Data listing
━━━━

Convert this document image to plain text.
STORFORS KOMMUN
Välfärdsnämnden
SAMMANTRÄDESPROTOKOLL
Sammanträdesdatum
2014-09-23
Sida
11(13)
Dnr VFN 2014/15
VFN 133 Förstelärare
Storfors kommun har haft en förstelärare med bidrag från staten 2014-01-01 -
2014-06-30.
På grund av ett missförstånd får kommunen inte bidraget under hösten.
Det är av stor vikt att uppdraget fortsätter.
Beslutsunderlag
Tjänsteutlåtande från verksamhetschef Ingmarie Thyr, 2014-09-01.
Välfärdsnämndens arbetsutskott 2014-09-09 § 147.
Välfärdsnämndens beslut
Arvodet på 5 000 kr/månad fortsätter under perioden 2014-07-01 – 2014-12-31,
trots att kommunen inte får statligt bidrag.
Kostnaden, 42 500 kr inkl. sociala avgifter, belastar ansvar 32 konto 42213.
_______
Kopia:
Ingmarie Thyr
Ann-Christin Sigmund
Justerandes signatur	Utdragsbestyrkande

━━━━

**Written request**
Set down the listing in full, keeping every word exactly as it is.

**Exercise response**
Convert this document image to plain text.
STORFORS KOMMUN
Välfärdsnämnden
SAMMANTRÄDESPROTOKOLL
Sammanträdesdatum
2014-09-23
Sida
11(13)
Dnr VFN 2014/15
VFN 133 Förstelärare
Storfors kommun har haft en förstelärare med bidrag från staten 2014-01-01 -
2014-06-30.
På grund av ett missförstånd får kommunen inte bidraget under hösten.
Det är av stor vikt att uppdraget fortsätter.
Beslutsunderlag
Tjänsteutlåtande från verksamhetschef Ingmarie Thyr, 2014-09-01.
Välfärdsnämndens arbetsutskott 2014-09-09 § 147.
Välfärdsnämndens beslut
Arvodet på 5 000 kr/månad fortsätter under perioden 2014-07-01 – 2014-12-31,
trots att kommunen inte får statligt bidrag.
Kostnaden, 42 500 kr inkl. sociala avgifter, belastar ansvar 32 konto 42213.
_______
Kopia:
Ingmarie Thyr
Ann-Christin Sigmund
Justerandes signatur	Utdragsbestyrkande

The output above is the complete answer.